◆ **Data excerpts**
- - - - - - -
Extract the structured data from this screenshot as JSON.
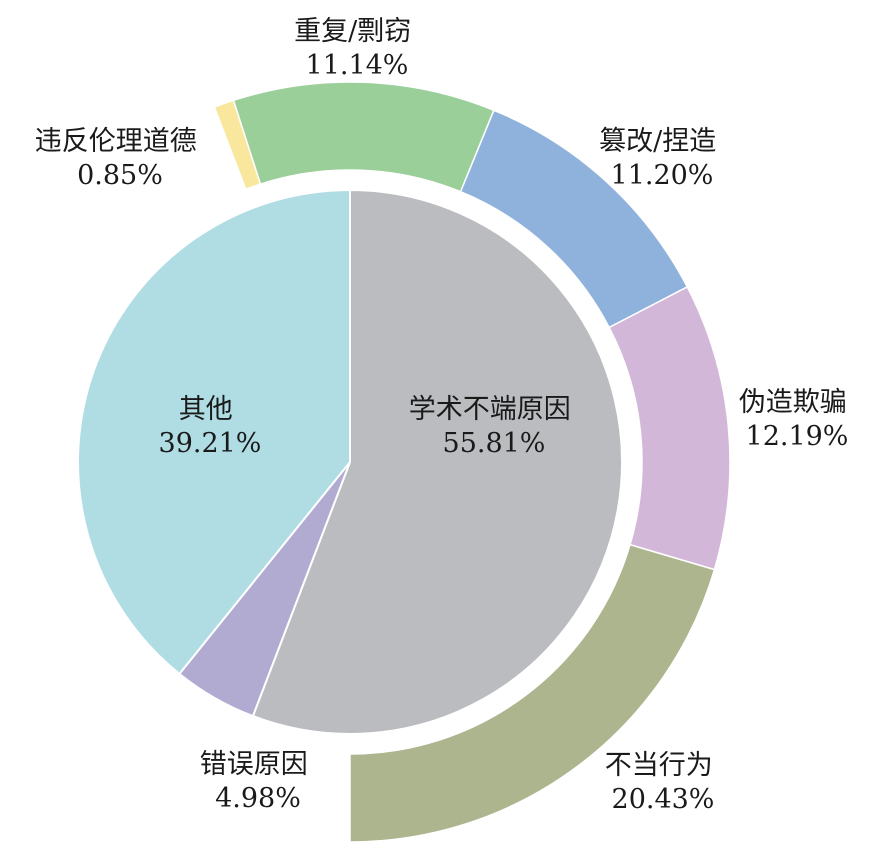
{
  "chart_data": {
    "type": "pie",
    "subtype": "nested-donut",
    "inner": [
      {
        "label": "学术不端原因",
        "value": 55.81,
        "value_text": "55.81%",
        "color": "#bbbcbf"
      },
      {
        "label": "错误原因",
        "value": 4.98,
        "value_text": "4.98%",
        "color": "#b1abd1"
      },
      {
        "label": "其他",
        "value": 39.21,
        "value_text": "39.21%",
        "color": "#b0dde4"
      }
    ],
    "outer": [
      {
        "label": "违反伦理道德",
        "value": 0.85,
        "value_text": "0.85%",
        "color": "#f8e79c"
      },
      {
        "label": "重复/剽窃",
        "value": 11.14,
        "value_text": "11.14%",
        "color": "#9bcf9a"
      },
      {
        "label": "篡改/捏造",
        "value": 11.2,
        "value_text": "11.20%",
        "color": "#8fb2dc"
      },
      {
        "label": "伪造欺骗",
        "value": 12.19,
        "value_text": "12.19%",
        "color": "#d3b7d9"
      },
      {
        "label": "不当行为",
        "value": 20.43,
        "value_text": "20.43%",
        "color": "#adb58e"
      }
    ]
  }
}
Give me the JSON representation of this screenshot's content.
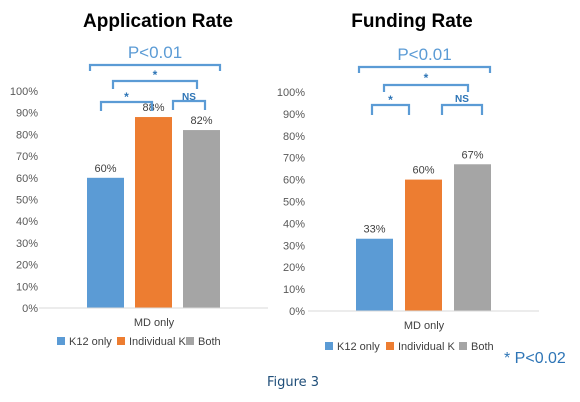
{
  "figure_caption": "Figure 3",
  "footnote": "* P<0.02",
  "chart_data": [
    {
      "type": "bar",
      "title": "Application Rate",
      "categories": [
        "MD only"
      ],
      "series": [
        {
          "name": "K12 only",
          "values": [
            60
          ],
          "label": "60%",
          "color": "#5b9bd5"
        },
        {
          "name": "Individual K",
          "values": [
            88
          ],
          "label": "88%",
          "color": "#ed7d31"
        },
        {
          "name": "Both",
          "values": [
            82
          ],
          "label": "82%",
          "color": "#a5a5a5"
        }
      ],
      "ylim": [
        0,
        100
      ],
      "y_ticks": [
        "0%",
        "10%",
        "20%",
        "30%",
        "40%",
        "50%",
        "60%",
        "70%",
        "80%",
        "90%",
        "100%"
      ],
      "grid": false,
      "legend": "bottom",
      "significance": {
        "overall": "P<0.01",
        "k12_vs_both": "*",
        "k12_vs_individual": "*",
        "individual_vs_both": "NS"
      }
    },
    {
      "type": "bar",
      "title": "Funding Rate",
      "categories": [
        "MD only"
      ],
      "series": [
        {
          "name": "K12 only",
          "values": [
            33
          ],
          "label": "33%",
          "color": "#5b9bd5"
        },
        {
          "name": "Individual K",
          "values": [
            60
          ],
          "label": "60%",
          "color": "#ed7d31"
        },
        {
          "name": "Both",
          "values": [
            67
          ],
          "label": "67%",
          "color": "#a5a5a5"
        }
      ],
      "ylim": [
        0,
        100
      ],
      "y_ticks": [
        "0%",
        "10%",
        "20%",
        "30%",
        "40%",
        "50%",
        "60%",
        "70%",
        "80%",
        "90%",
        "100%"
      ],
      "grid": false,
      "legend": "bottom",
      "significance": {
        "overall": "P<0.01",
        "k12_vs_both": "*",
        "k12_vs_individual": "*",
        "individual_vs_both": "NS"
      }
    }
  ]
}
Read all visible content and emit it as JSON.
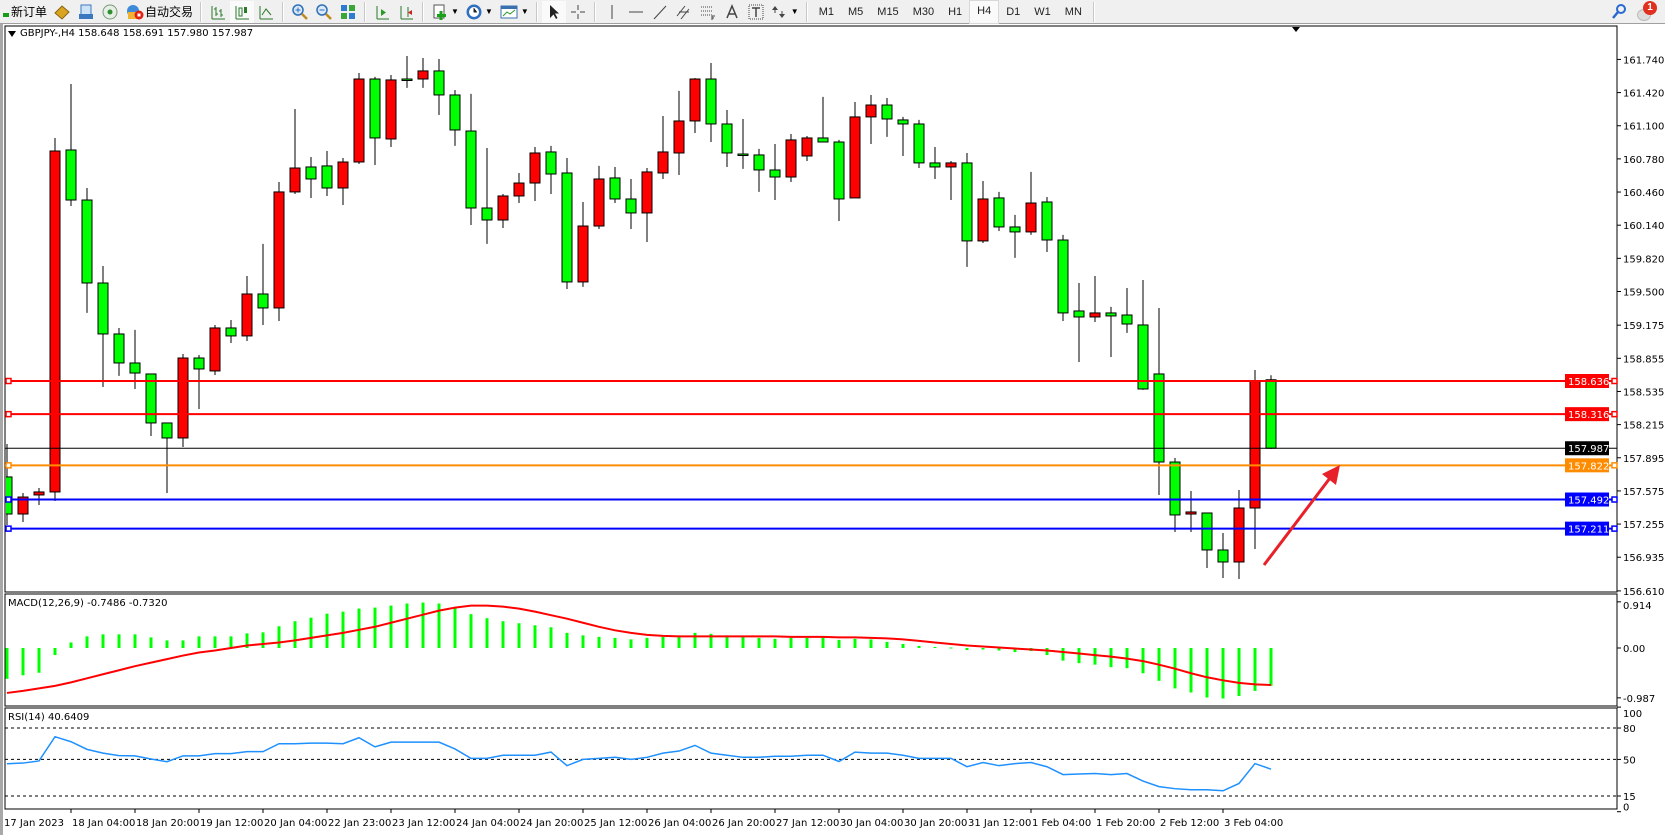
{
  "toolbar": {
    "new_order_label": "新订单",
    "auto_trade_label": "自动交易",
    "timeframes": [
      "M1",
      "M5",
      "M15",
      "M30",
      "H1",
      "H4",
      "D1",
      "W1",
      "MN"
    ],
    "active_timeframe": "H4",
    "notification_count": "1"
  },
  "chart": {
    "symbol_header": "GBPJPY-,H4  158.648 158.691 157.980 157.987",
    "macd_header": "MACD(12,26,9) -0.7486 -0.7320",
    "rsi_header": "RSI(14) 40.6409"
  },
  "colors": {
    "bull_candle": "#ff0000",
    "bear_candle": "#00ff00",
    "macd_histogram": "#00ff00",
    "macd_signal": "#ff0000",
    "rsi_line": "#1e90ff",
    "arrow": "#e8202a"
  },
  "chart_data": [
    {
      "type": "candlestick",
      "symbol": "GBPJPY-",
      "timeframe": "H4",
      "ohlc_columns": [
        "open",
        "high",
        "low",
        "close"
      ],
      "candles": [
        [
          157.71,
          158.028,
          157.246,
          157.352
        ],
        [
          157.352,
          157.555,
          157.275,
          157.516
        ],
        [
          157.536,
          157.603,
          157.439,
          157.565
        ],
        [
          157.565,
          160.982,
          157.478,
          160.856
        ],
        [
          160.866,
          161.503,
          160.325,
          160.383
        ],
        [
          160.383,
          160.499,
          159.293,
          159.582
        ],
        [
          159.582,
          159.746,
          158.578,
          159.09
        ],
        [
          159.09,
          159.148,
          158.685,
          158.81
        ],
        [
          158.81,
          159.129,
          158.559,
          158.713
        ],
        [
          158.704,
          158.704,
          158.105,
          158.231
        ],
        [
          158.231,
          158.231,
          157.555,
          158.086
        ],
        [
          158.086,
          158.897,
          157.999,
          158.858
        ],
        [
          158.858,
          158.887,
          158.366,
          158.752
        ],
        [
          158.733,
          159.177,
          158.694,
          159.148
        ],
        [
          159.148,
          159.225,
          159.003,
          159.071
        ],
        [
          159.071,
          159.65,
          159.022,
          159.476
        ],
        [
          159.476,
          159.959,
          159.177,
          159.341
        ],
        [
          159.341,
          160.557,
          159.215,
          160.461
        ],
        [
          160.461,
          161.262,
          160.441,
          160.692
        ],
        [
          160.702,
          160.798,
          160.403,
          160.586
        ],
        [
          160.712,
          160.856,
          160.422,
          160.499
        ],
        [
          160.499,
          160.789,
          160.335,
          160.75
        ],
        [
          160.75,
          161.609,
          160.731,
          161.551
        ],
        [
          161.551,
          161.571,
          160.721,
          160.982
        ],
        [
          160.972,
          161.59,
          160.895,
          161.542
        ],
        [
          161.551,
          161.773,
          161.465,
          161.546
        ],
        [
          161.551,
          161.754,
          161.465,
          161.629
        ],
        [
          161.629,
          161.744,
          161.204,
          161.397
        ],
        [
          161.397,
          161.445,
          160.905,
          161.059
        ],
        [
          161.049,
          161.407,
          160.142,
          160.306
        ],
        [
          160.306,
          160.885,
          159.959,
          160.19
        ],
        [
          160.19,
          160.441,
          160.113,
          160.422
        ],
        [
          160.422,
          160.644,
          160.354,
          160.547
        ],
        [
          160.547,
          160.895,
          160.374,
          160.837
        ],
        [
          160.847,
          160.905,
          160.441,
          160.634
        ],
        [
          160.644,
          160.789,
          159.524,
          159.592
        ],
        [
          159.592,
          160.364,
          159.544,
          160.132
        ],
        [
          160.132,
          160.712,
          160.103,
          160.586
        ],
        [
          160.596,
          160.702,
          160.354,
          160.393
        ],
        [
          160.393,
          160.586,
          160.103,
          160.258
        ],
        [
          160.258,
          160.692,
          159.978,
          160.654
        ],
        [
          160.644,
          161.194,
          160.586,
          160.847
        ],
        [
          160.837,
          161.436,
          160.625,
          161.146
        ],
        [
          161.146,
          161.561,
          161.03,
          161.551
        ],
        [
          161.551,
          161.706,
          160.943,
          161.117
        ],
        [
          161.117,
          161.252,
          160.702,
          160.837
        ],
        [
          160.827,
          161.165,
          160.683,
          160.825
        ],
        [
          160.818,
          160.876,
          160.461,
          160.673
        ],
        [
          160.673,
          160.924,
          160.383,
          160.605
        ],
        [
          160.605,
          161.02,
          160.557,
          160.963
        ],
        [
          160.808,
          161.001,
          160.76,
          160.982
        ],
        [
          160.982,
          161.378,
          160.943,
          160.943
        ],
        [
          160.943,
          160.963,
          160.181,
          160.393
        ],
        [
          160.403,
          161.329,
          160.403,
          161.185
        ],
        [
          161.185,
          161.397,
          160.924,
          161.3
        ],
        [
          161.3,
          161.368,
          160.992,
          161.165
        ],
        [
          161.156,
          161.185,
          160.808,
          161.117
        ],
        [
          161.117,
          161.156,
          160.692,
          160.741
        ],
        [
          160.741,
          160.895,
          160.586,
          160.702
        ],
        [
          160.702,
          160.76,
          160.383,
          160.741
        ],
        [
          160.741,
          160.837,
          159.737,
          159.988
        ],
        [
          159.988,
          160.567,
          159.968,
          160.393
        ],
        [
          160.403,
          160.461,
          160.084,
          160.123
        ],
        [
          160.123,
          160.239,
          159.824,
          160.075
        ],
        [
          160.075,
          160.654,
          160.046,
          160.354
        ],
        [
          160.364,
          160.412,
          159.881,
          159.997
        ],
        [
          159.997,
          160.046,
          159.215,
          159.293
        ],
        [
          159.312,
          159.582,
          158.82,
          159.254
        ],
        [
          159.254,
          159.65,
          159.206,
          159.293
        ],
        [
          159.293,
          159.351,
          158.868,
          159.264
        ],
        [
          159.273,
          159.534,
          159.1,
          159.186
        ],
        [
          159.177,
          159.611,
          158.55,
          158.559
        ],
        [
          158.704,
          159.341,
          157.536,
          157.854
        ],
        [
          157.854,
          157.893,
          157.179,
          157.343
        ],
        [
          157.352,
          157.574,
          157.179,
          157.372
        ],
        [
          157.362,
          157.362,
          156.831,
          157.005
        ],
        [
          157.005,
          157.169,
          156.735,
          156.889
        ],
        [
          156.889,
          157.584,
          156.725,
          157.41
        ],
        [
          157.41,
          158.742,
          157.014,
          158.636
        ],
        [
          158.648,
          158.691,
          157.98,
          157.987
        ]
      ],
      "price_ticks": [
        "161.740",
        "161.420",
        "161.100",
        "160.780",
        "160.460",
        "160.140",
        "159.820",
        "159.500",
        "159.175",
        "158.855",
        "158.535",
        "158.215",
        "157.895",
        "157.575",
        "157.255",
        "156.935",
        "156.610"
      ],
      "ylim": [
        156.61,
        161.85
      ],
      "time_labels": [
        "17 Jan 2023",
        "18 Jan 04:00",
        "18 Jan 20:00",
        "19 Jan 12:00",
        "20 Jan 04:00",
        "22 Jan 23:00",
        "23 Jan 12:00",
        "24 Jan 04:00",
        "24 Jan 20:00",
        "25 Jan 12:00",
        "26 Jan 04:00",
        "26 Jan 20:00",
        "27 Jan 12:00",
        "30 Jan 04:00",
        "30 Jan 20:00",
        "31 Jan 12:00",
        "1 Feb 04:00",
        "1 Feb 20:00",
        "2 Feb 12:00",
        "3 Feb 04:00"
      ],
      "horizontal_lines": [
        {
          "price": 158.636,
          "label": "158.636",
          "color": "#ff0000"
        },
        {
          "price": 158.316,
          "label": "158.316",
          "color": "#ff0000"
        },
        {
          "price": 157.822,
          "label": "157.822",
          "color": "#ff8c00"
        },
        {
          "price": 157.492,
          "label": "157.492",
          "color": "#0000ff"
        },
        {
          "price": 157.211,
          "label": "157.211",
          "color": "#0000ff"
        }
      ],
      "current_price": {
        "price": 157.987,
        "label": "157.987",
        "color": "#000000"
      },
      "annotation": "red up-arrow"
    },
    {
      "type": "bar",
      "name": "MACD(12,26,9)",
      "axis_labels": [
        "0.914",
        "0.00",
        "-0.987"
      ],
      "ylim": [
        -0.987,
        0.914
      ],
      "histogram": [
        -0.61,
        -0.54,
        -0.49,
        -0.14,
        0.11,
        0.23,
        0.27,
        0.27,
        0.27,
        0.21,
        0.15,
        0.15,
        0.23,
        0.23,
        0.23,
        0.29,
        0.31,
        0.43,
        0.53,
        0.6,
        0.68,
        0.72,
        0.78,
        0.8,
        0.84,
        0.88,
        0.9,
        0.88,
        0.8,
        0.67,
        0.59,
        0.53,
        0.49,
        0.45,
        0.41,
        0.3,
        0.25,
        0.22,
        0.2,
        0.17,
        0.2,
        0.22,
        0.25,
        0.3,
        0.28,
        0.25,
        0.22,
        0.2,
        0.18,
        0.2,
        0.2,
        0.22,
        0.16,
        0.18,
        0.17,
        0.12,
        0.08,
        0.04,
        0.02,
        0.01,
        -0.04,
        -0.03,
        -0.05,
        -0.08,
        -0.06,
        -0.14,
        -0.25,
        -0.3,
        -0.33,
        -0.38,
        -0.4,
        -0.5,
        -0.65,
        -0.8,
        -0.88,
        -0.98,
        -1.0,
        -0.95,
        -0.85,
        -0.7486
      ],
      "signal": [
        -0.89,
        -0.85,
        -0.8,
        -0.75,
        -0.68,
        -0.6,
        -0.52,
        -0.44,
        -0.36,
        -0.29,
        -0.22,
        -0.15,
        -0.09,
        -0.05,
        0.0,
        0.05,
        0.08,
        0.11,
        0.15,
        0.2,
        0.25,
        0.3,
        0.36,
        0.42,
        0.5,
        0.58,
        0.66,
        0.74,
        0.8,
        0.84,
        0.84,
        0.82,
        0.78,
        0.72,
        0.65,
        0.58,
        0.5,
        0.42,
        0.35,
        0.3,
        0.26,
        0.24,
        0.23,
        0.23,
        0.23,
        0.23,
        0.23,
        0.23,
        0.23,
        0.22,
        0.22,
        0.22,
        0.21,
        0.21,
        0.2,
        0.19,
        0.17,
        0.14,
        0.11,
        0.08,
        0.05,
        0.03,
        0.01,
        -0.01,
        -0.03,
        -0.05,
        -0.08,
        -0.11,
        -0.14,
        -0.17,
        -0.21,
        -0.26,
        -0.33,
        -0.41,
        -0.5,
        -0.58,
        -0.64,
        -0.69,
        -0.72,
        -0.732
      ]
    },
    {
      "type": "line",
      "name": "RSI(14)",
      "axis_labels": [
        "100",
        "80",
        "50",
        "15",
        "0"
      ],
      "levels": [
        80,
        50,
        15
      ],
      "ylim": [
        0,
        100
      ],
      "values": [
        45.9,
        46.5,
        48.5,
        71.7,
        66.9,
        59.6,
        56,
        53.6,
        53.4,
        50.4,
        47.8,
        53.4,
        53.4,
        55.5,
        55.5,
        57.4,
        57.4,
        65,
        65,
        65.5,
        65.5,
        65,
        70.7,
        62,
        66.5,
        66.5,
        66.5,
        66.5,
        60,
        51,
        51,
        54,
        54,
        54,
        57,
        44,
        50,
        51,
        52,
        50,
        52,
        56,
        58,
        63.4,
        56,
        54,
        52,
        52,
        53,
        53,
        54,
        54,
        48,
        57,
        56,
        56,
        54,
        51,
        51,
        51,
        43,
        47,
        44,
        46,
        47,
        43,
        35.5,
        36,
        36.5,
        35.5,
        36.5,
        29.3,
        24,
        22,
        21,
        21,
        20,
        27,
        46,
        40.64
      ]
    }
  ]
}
- - - - - - -
◆ **Instruction**
Find every line in the records that contains the word "arrow"; copy those lines.

◆ **Correct output**
    "arrow": "#e8202a"
      "annotation": "red up-arrow"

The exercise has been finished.